• [DATA PROVIDED]
======

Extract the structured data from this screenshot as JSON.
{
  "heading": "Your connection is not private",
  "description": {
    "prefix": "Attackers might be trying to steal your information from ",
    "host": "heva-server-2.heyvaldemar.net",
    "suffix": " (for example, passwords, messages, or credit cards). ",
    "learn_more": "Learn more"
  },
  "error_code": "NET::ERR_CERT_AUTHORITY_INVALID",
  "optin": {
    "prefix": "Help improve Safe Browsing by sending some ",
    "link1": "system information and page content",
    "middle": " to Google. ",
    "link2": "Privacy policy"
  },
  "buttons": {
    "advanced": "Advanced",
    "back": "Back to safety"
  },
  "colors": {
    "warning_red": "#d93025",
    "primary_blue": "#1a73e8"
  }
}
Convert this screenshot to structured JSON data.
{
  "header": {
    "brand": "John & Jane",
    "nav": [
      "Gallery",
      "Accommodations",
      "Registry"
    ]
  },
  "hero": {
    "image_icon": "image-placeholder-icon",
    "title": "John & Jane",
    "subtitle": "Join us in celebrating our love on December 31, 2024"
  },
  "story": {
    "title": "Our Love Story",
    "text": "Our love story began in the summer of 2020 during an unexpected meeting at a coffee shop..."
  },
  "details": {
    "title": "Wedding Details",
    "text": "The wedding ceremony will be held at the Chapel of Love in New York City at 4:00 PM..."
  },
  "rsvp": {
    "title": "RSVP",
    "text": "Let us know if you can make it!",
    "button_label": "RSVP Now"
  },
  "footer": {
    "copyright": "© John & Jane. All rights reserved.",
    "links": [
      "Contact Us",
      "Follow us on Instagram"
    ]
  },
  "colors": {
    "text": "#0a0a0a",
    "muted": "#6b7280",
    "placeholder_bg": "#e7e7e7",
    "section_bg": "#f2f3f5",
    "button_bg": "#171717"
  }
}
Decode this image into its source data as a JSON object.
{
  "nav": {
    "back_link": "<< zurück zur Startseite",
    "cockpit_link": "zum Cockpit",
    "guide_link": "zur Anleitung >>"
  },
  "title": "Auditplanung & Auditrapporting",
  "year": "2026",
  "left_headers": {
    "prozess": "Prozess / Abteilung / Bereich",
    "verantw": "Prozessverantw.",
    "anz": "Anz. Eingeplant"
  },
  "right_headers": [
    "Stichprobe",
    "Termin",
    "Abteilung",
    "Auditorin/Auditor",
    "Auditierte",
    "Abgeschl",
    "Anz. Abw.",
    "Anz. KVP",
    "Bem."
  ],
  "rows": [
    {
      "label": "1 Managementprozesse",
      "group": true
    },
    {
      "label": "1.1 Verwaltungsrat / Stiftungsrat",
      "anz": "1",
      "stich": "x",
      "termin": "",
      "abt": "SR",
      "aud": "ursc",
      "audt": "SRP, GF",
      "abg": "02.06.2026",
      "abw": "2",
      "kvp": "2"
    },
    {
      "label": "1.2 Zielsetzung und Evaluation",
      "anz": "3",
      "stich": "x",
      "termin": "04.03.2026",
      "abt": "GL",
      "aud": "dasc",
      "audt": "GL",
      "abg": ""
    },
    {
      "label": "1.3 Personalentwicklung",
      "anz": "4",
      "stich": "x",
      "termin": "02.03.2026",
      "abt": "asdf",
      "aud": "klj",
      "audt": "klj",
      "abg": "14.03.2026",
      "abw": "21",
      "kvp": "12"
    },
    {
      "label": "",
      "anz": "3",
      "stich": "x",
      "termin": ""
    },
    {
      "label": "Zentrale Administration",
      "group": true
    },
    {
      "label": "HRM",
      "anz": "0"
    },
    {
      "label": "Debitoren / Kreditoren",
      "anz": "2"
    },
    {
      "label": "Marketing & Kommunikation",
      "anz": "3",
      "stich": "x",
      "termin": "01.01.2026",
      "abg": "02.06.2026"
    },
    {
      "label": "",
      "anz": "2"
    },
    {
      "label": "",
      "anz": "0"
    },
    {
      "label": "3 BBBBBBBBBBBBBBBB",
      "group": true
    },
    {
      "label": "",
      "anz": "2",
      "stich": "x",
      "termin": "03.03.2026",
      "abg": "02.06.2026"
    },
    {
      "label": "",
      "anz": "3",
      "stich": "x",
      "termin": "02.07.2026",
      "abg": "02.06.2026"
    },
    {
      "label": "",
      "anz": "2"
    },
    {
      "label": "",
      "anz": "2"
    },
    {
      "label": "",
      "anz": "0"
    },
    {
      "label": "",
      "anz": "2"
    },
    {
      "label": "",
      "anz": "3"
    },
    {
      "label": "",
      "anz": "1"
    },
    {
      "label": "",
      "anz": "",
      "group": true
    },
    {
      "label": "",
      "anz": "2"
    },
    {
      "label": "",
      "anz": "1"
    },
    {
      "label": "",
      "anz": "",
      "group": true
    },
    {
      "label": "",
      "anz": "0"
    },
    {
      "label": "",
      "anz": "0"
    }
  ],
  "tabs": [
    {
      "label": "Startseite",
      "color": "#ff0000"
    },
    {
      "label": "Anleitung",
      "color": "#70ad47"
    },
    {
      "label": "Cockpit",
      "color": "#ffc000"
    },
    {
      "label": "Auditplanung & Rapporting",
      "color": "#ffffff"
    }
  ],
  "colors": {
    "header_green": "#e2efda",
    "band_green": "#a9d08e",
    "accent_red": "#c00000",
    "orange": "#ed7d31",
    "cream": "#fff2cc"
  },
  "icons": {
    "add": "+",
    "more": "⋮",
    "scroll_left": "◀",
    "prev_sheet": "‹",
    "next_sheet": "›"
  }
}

======

Would you write down every record again, exactly?

Extract the structured data from this screenshot as JSON.
{
  "heading": "Your connection is not private",
  "description": {
    "prefix": "Attackers might be trying to steal your information from ",
    "host": "heva-server-2.heyvaldemar.net",
    "suffix": " (for example, passwords, messages, or credit cards). ",
    "learn_more": "Learn more"
  },
  "error_code": "NET::ERR_CERT_AUTHORITY_INVALID",
  "optin": {
    "prefix": "Help improve Safe Browsing by sending some ",
    "link1": "system information and page content",
    "middle": " to Google. ",
    "link2": "Privacy policy"
  },
  "buttons": {
    "advanced": "Advanced",
    "back": "Back to safety"
  },
  "colors": {
    "warning_red": "#d93025",
    "primary_blue": "#1a73e8"
  }
}
Convert this screenshot to structured JSON data.
{
  "header": {
    "brand": "John & Jane",
    "nav": [
      "Gallery",
      "Accommodations",
      "Registry"
    ]
  },
  "hero": {
    "image_icon": "image-placeholder-icon",
    "title": "John & Jane",
    "subtitle": "Join us in celebrating our love on December 31, 2024"
  },
  "story": {
    "title": "Our Love Story",
    "text": "Our love story began in the summer of 2020 during an unexpected meeting at a coffee shop..."
  },
  "details": {
    "title": "Wedding Details",
    "text": "The wedding ceremony will be held at the Chapel of Love in New York City at 4:00 PM..."
  },
  "rsvp": {
    "title": "RSVP",
    "text": "Let us know if you can make it!",
    "button_label": "RSVP Now"
  },
  "footer": {
    "copyright": "© John & Jane. All rights reserved.",
    "links": [
      "Contact Us",
      "Follow us on Instagram"
    ]
  },
  "colors": {
    "text": "#0a0a0a",
    "muted": "#6b7280",
    "placeholder_bg": "#e7e7e7",
    "section_bg": "#f2f3f5",
    "button_bg": "#171717"
  }
}
Decode this image into its source data as a JSON object.
{
  "nav": {
    "back_link": "<< zurück zur Startseite",
    "cockpit_link": "zum Cockpit",
    "guide_link": "zur Anleitung >>"
  },
  "title": "Auditplanung & Auditrapporting",
  "year": "2026",
  "left_headers": {
    "prozess": "Prozess / Abteilung / Bereich",
    "verantw": "Prozessverantw.",
    "anz": "Anz. Eingeplant"
  },
  "right_headers": [
    "Stichprobe",
    "Termin",
    "Abteilung",
    "Auditorin/Auditor",
    "Auditierte",
    "Abgeschl",
    "Anz. Abw.",
    "Anz. KVP",
    "Bem."
  ],
  "rows": [
    {
      "label": "1 Managementprozesse",
      "group": true
    },
    {
      "label": "1.1 Verwaltungsrat / Stiftungsrat",
      "anz": "1",
      "stich": "x",
      "termin": "",
      "abt": "SR",
      "aud": "ursc",
      "audt": "SRP, GF",
      "abg": "02.06.2026",
      "abw": "2",
      "kvp": "2"
    },
    {
      "label": "1.2 Zielsetzung und Evaluation",
      "anz": "3",
      "stich": "x",
      "termin": "04.03.2026",
      "abt": "GL",
      "aud": "dasc",
      "audt": "GL",
      "abg": ""
    },
    {
      "label": "1.3 Personalentwicklung",
      "anz": "4",
      "stich": "x",
      "termin": "02.03.2026",
      "abt": "asdf",
      "aud": "klj",
      "audt": "klj",
      "abg": "14.03.2026",
      "abw": "21",
      "kvp": "12"
    },
    {
      "label": "",
      "anz": "3",
      "stich": "x",
      "termin": ""
    },
    {
      "label": "Zentrale Administration",
      "group": true
    },
    {
      "label": "HRM",
      "anz": "0"
    },
    {
      "label": "Debitoren / Kreditoren",
      "anz": "2"
    },
    {
      "label": "Marketing & Kommunikation",
      "anz": "3",
      "stich": "x",
      "termin": "01.01.2026",
      "abg": "02.06.2026"
    },
    {
      "label": "",
      "anz": "2"
    },
    {
      "label": "",
      "anz": "0"
    },
    {
      "label": "3 BBBBBBBBBBBBBBBB",
      "group": true
    },
    {
      "label": "",
      "anz": "2",
      "stich": "x",
      "termin": "03.03.2026",
      "abg": "02.06.2026"
    },
    {
      "label": "",
      "anz": "3",
      "stich": "x",
      "termin": "02.07.2026",
      "abg": "02.06.2026"
    },
    {
      "label": "",
      "anz": "2"
    },
    {
      "label": "",
      "anz": "2"
    },
    {
      "label": "",
      "anz": "0"
    },
    {
      "label": "",
      "anz": "2"
    },
    {
      "label": "",
      "anz": "3"
    },
    {
      "label": "",
      "anz": "1"
    },
    {
      "label": "",
      "anz": "",
      "group": true
    },
    {
      "label": "",
      "anz": "2"
    },
    {
      "label": "",
      "anz": "1"
    },
    {
      "label": "",
      "anz": "",
      "group": true
    },
    {
      "label": "",
      "anz": "0"
    },
    {
      "label": "",
      "anz": "0"
    }
  ],
  "tabs": [
    {
      "label": "Startseite",
      "color": "#ff0000"
    },
    {
      "label": "Anleitung",
      "color": "#70ad47"
    },
    {
      "label": "Cockpit",
      "color": "#ffc000"
    },
    {
      "label": "Auditplanung & Rapporting",
      "color": "#ffffff"
    }
  ],
  "colors": {
    "header_green": "#e2efda",
    "band_green": "#a9d08e",
    "accent_red": "#c00000",
    "orange": "#ed7d31",
    "cream": "#fff2cc"
  },
  "icons": {
    "add": "+",
    "more": "⋮",
    "scroll_left": "◀",
    "prev_sheet": "‹",
    "next_sheet": "›"
  }
}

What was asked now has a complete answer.